▸ **What you have to do**:
Go through the data below and gather each line containing "правильный".
++++++
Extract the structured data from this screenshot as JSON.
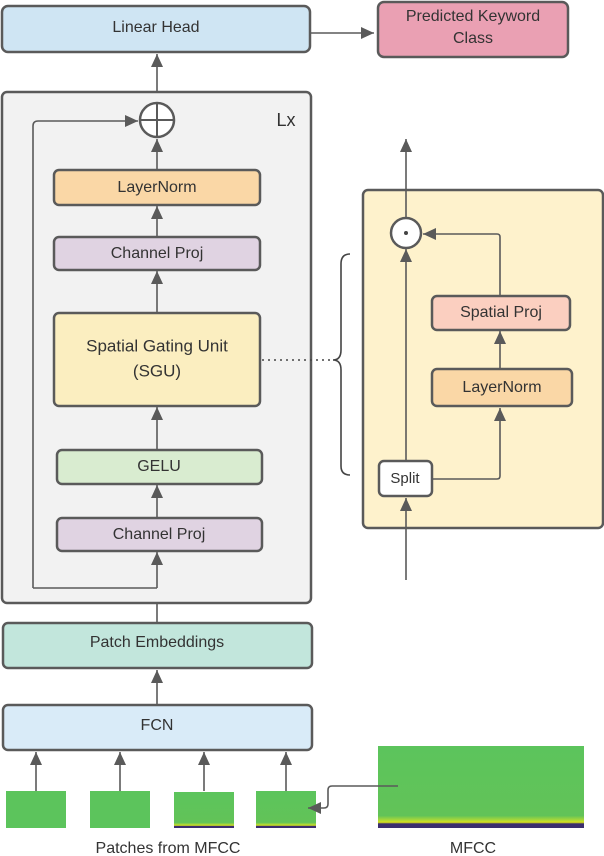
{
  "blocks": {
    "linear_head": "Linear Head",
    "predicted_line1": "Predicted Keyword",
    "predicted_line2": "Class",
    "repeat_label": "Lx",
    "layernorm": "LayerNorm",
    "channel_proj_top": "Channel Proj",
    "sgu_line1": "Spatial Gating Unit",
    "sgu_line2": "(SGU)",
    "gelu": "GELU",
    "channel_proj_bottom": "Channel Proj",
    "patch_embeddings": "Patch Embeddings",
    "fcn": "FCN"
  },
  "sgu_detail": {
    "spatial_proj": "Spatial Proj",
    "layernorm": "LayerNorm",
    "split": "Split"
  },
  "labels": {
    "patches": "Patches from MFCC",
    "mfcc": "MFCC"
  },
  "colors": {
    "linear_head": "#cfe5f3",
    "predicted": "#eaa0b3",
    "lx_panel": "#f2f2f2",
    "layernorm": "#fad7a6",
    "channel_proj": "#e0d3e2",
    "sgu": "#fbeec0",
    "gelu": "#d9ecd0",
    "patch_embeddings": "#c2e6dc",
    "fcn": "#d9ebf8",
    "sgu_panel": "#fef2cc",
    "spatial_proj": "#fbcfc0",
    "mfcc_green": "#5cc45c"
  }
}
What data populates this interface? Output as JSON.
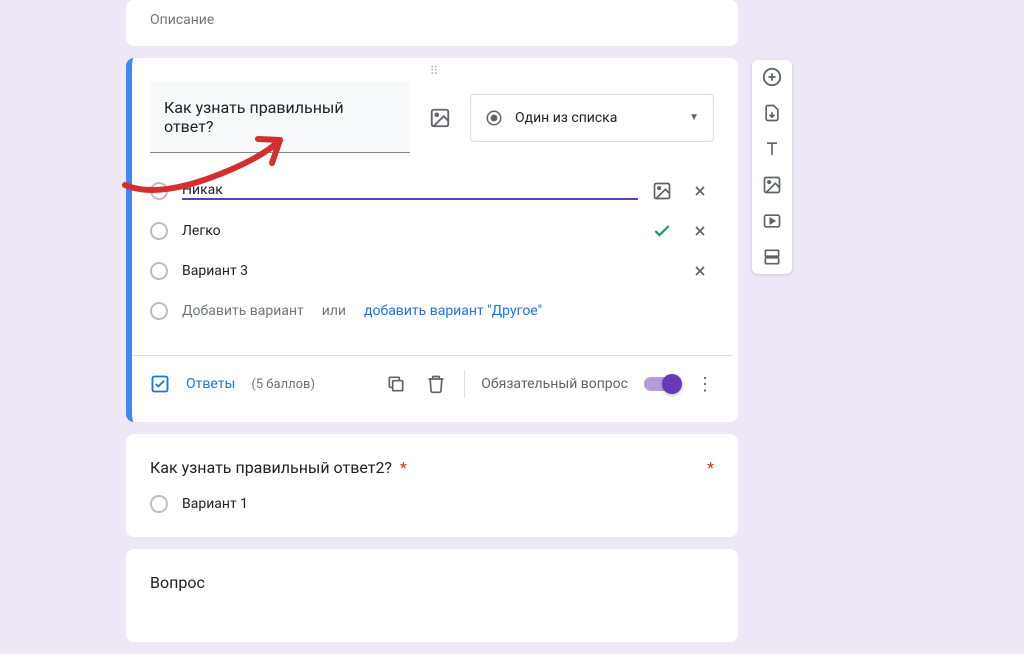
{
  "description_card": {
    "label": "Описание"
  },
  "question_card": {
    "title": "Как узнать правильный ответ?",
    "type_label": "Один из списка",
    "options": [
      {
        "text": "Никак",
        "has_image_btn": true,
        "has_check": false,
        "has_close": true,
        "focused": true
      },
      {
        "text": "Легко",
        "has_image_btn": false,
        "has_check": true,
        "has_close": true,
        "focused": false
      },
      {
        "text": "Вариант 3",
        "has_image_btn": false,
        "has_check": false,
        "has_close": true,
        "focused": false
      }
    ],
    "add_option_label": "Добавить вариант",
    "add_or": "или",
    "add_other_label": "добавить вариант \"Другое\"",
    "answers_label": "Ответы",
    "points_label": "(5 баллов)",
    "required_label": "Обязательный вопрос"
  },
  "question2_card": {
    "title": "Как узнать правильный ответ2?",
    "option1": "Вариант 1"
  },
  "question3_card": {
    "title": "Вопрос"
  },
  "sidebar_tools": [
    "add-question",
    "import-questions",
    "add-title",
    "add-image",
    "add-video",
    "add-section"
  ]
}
++++++
▸ **Solution below**:
    "title": "Как узнать правильный ответ?",
    "title": "Как узнать правильный ответ2?",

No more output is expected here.